*What to work on*: Make an exact copy of all the material below, apart from the pictures.
== Records for this task ==
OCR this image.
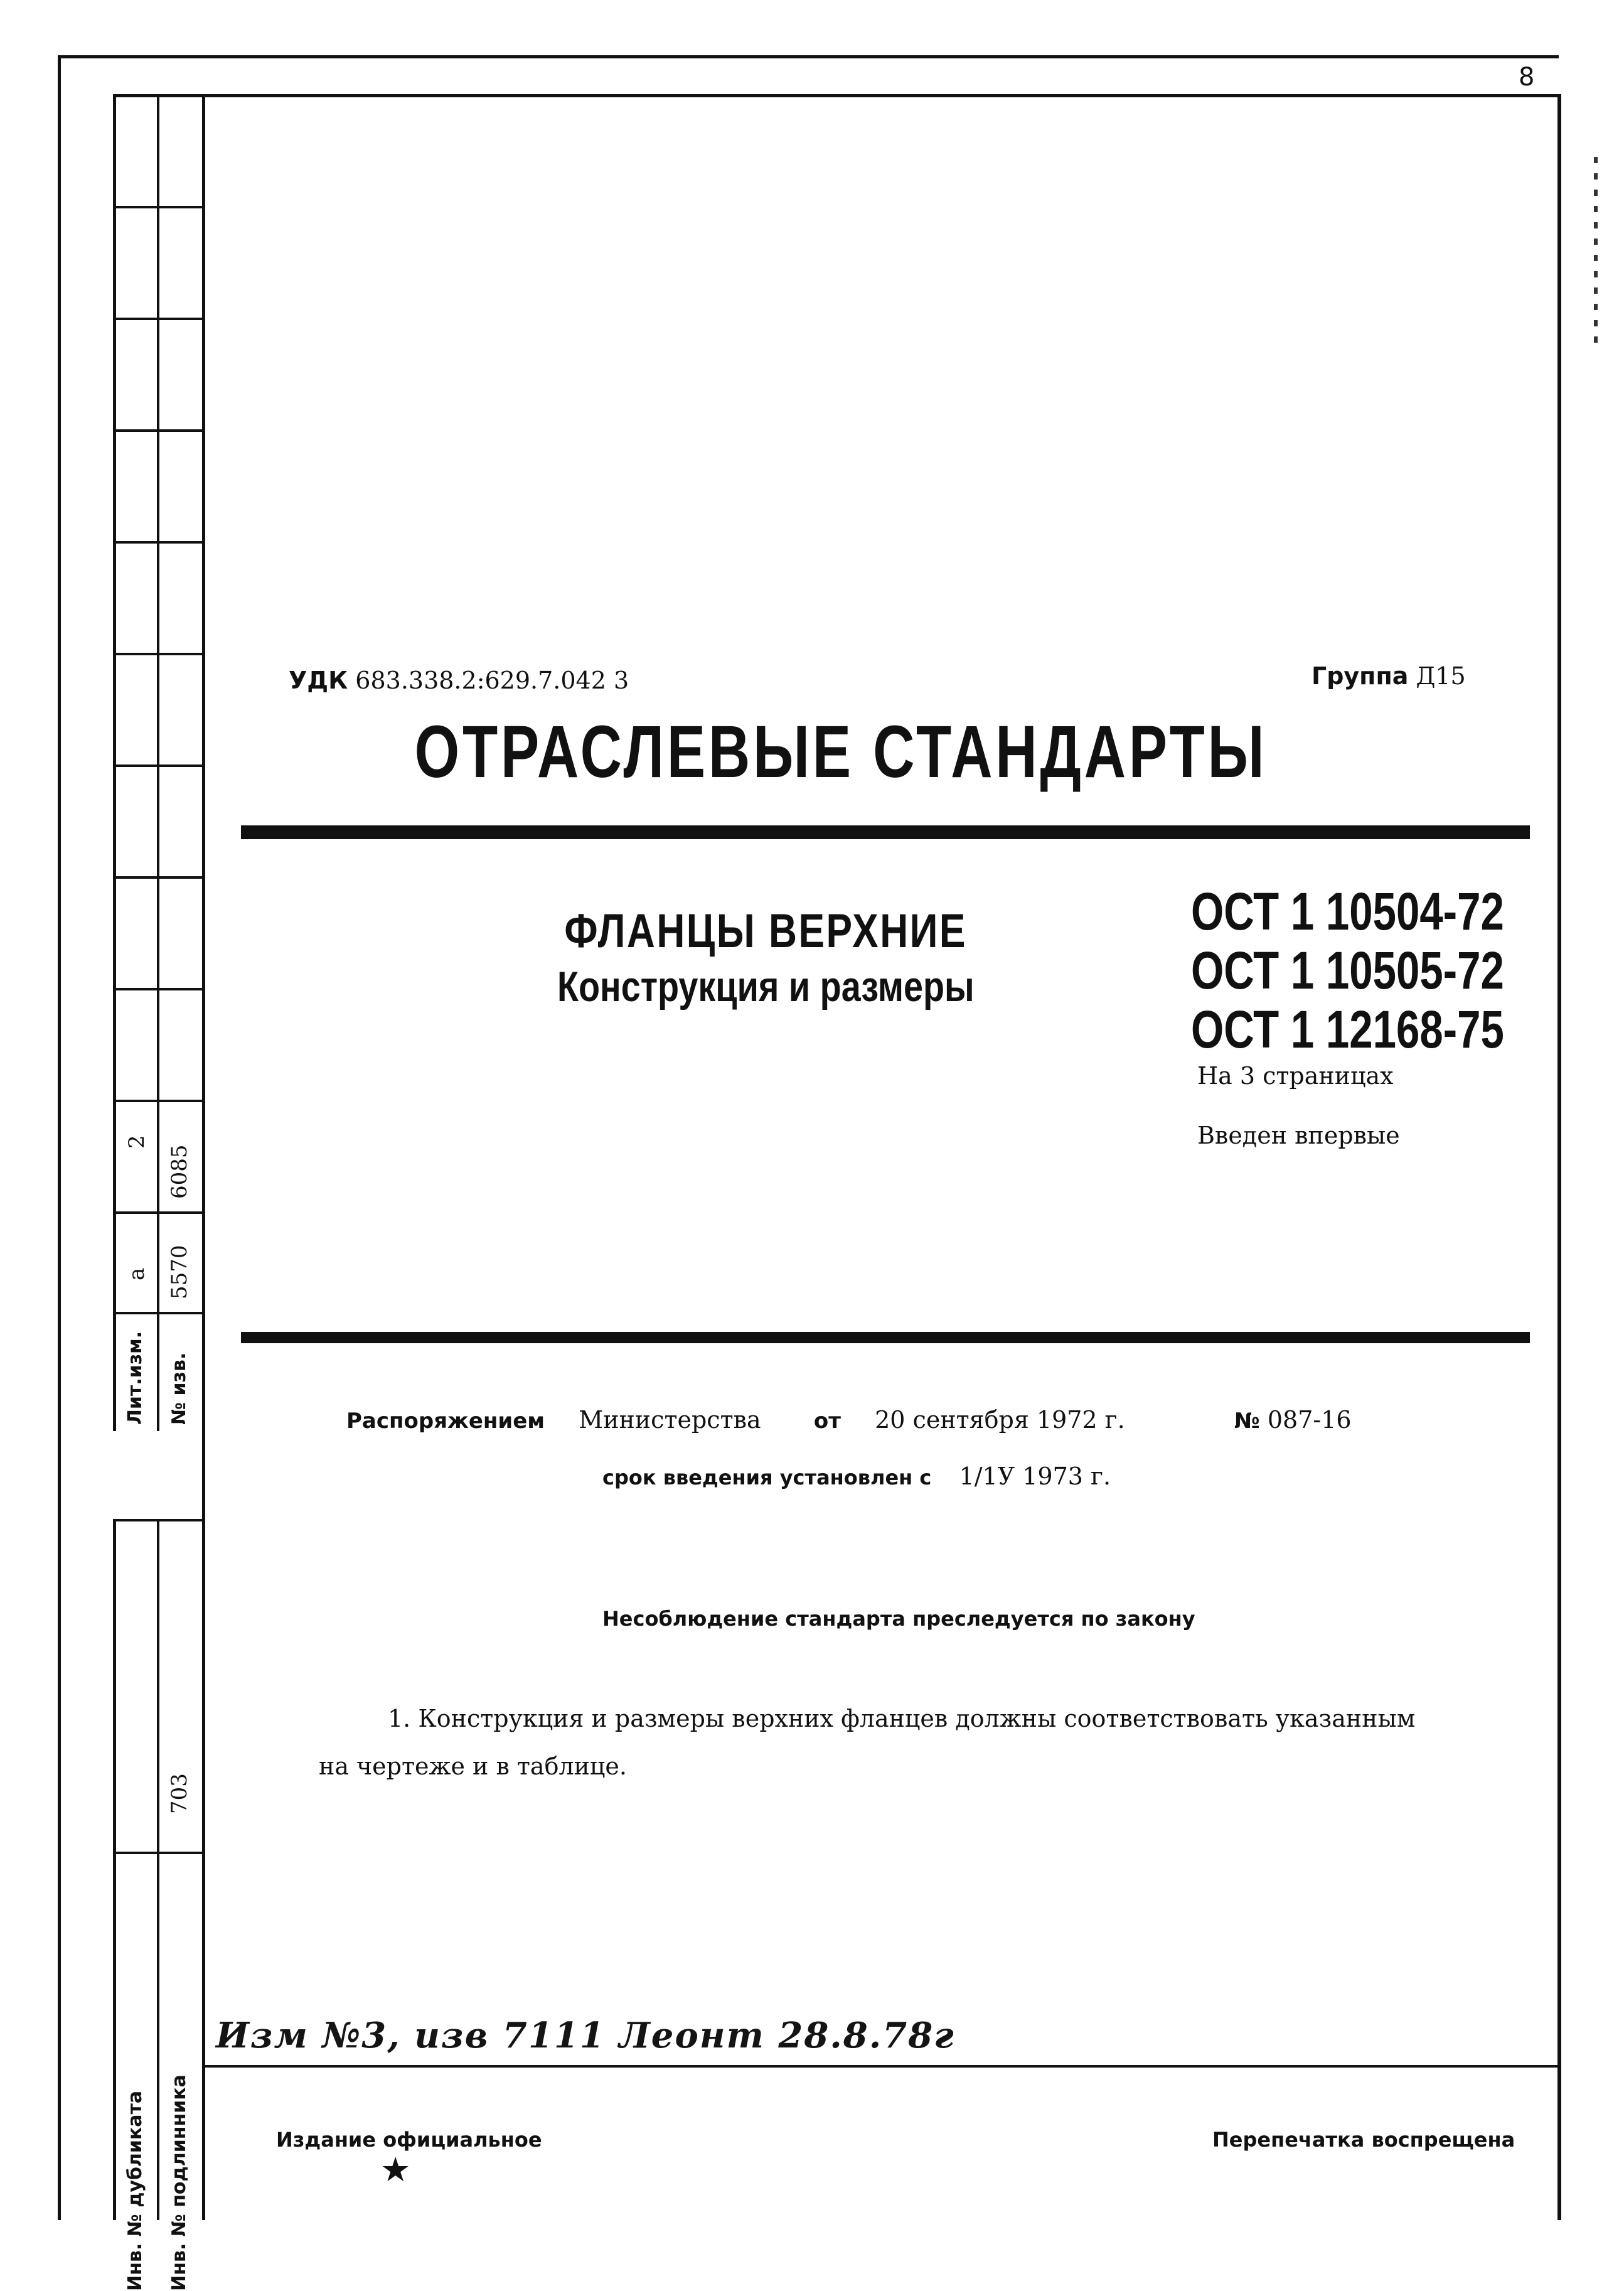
8
2
6085
а 5570
Лит.изм. № изв.
703
Инв. № дубликата Инв. № подлинника
УДК 683.338.2:629.7.042 3	Группа Д15
ОТРАСЛЕВЫЕ СТАНДАРТЫ
ФЛАНЦЫ ВЕРХНИЕ
Конструкция и размеры
ОСТ 1 10504-72
ОСТ 1 10505-72
ОСТ 1 12168-75
На 3 страницах
Введен впервые
Распоряжением Министерства от 20 сентября 1972 г.	№ 087-16
срок введения установлен с 1/1У 1973 г.
Несоблюдение стандарта преследуется по закону
1. Конструкция и размеры верхних фланцев должны соответствовать указанным
на чертеже и в таблице.
Изм №3, изв 7111 Леонт 28.8.78г
Издание официальное
★
Перепечатка воспрещена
===
*Solution below*:
OCR this image.
8
2
6085
а 5570
Лит.изм. № изв.
703
Инв. № дубликата Инв. № подлинника
УДК 683.338.2:629.7.042 3	Группа Д15
ОТРАСЛЕВЫЕ СТАНДАРТЫ
ФЛАНЦЫ ВЕРХНИЕ
Конструкция и размеры
ОСТ 1 10504-72
ОСТ 1 10505-72
ОСТ 1 12168-75
На 3 страницах
Введен впервые
Распоряжением Министерства от 20 сентября 1972 г.	№ 087-16
срок введения установлен с 1/1У 1973 г.
Несоблюдение стандарта преследуется по закону
1. Конструкция и размеры верхних фланцев должны соответствовать указанным
на чертеже и в таблице.
Изм №3, изв 7111 Леонт 28.8.78г
Издание официальное
★
Перепечатка воспрещена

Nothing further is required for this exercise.